Begin Records to use
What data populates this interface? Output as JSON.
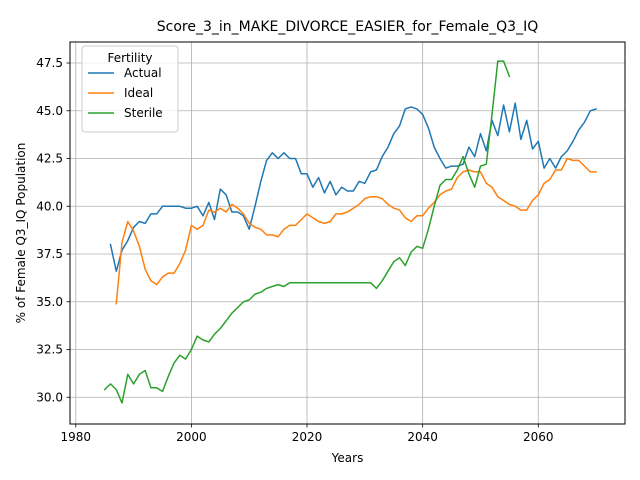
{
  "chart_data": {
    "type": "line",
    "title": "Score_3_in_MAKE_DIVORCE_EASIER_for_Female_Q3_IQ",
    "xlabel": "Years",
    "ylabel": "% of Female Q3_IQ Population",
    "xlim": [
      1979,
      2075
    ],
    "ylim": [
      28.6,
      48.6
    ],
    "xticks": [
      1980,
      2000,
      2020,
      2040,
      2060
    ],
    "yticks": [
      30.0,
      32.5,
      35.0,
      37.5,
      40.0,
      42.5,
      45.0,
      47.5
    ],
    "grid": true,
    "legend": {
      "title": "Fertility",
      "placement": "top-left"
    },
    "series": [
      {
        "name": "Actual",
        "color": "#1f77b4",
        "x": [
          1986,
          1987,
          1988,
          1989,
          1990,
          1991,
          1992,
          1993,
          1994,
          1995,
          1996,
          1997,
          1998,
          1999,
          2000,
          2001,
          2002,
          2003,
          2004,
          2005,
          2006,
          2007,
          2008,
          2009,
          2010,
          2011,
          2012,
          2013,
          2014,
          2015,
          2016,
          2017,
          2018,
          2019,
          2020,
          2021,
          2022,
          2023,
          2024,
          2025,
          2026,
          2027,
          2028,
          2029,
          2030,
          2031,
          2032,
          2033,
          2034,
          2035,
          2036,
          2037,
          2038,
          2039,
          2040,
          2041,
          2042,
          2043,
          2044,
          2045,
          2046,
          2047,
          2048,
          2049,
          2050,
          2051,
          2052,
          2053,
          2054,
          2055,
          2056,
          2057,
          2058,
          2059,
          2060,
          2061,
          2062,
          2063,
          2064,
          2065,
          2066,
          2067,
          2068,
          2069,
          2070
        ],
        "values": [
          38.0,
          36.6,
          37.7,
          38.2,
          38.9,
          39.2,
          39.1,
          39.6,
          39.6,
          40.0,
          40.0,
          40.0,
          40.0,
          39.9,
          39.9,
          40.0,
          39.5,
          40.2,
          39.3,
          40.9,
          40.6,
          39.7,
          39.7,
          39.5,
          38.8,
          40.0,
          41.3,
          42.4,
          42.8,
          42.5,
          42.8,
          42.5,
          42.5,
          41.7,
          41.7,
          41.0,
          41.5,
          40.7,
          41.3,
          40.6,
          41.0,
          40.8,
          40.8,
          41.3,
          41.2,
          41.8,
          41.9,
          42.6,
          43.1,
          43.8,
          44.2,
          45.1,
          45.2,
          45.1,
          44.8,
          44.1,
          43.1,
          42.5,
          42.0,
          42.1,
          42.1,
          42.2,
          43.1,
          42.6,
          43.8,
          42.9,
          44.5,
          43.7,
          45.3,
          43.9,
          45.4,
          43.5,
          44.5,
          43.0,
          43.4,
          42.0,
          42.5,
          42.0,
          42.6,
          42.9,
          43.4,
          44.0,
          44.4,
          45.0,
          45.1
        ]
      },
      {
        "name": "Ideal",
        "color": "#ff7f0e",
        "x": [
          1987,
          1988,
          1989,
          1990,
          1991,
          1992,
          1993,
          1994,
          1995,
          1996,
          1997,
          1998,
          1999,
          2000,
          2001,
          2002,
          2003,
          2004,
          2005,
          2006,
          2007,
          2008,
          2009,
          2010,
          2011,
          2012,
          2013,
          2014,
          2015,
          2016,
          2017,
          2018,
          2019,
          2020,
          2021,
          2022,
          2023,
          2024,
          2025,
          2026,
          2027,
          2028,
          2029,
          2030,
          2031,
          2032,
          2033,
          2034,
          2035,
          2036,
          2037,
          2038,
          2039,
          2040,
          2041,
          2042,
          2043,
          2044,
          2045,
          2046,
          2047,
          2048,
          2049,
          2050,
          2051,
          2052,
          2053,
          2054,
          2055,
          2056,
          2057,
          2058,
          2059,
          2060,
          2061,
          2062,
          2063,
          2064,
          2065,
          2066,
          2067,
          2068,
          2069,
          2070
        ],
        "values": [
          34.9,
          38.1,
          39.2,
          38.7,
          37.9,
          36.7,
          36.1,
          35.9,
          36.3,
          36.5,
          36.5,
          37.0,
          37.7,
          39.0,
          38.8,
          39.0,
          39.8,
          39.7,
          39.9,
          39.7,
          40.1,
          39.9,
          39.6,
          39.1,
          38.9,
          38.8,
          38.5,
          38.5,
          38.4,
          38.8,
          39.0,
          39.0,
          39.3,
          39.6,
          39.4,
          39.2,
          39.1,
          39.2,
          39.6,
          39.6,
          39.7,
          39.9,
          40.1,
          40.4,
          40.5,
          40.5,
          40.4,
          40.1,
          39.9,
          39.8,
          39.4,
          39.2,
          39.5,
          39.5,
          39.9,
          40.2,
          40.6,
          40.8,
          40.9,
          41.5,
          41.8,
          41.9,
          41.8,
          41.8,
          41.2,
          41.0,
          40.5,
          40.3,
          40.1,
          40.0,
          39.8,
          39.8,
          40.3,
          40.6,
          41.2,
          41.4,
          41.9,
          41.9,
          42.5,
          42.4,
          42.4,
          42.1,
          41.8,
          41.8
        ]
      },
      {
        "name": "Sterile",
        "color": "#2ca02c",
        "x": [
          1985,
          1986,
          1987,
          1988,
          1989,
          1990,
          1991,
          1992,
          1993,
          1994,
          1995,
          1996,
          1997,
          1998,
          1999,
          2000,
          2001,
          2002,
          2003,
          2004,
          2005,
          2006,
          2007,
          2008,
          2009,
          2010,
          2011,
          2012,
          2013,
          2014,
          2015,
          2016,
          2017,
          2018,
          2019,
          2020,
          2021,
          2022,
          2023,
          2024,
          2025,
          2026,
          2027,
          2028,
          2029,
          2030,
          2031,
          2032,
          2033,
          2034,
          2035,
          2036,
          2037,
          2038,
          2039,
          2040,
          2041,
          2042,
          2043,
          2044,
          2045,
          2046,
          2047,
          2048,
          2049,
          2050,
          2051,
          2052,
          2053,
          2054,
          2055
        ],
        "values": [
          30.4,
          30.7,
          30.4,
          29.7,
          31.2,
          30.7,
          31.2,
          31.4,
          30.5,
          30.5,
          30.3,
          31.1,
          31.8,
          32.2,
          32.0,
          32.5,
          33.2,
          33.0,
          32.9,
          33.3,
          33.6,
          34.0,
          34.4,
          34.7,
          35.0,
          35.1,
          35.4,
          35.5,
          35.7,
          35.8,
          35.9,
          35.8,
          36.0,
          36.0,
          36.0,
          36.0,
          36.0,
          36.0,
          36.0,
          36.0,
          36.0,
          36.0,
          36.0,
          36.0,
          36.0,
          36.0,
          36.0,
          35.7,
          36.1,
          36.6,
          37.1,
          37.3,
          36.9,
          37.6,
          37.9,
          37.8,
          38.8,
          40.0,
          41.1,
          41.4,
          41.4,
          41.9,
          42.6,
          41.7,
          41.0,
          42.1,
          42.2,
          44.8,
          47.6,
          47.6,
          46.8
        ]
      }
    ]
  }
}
End Records to use
Begin Records to use
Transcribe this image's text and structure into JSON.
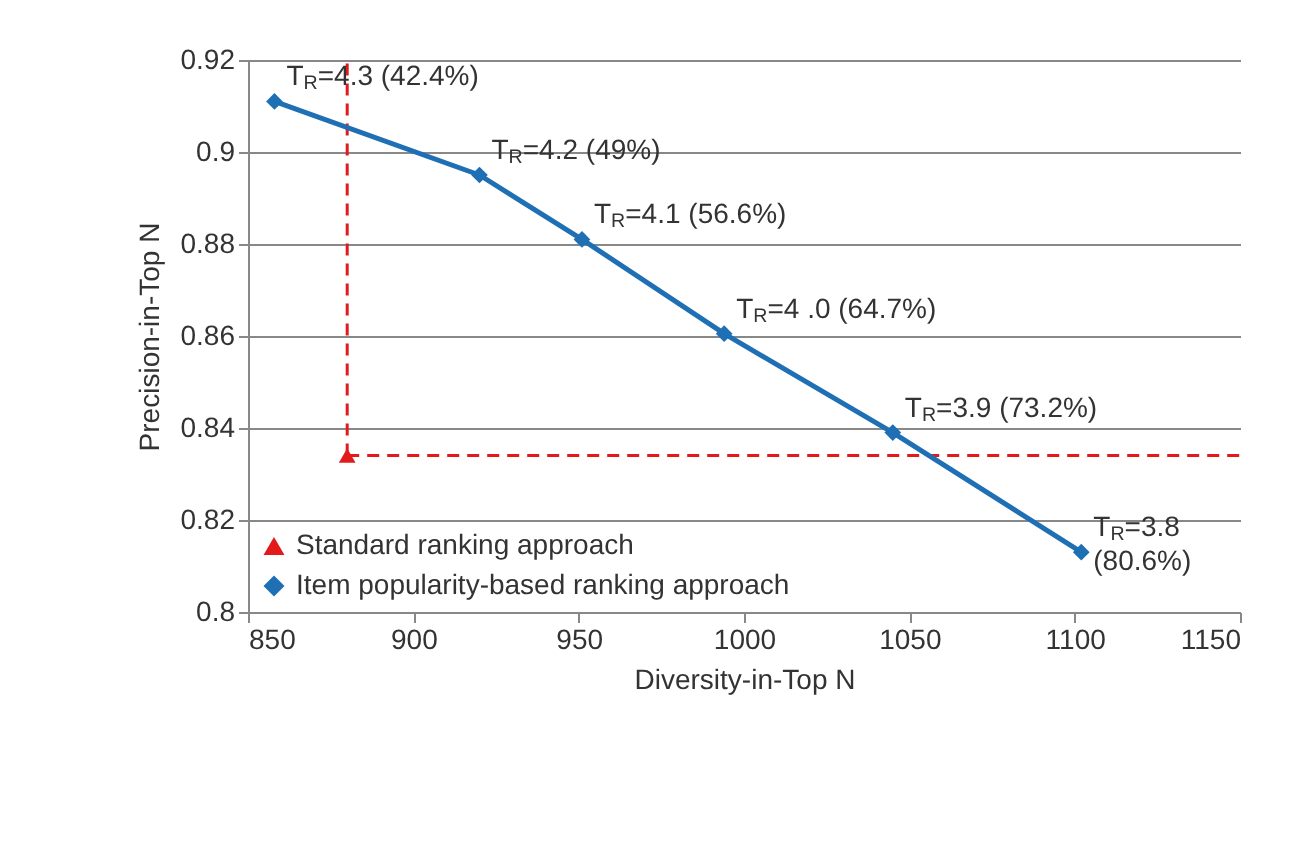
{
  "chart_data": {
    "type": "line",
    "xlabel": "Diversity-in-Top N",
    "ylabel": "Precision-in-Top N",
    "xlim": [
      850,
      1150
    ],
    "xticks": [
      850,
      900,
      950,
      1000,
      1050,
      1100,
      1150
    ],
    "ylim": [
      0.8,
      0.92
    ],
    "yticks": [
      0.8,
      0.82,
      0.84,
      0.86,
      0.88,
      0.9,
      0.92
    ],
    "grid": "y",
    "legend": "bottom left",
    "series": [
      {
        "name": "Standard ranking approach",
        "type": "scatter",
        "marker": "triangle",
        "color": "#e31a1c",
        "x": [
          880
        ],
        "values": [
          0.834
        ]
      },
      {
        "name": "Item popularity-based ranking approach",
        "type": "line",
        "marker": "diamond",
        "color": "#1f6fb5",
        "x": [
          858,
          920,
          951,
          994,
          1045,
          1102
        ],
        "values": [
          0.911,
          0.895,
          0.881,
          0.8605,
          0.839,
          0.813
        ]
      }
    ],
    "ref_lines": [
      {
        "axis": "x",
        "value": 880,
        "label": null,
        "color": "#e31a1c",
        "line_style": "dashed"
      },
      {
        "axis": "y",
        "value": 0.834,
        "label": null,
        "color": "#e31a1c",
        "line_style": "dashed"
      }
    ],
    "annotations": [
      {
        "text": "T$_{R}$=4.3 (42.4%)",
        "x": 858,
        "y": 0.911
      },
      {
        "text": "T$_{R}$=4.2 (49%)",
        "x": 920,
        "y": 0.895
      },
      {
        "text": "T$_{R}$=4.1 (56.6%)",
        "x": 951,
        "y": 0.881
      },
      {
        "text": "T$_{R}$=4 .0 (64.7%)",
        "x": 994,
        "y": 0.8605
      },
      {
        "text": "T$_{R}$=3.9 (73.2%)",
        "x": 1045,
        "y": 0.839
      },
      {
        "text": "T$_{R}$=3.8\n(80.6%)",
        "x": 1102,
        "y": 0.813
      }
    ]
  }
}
End Records to use
Begin Records to use
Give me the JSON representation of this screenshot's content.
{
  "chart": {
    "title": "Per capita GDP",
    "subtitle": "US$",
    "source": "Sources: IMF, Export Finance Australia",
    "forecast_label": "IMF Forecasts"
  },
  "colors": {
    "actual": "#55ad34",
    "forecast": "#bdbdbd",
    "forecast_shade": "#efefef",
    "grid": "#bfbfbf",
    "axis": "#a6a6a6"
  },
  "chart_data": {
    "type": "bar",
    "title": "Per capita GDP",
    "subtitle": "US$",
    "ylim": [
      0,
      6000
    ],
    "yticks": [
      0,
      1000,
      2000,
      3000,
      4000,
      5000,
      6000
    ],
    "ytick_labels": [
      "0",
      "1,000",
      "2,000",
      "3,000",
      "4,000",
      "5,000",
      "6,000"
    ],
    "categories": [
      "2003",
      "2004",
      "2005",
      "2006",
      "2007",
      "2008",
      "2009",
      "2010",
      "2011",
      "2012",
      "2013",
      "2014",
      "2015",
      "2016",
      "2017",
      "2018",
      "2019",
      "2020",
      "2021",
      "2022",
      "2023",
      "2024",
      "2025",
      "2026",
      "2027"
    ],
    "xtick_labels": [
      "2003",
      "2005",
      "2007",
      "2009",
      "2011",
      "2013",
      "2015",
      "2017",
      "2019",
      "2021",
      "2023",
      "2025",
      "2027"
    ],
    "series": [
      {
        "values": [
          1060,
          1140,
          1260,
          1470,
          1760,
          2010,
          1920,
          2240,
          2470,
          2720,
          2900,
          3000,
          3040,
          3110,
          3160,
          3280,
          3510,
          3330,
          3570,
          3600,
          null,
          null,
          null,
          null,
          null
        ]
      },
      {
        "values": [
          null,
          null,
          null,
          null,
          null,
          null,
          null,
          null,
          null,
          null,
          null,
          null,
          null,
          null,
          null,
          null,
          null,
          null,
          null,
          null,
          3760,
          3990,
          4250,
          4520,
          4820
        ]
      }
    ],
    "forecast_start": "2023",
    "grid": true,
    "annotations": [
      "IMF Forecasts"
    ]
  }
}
End Records to use
## Aim
Filter out every line that lacks the word "left", and copy the rest.

## Answer for the task
      "placement": "top-left"
    "legend": "bottom left",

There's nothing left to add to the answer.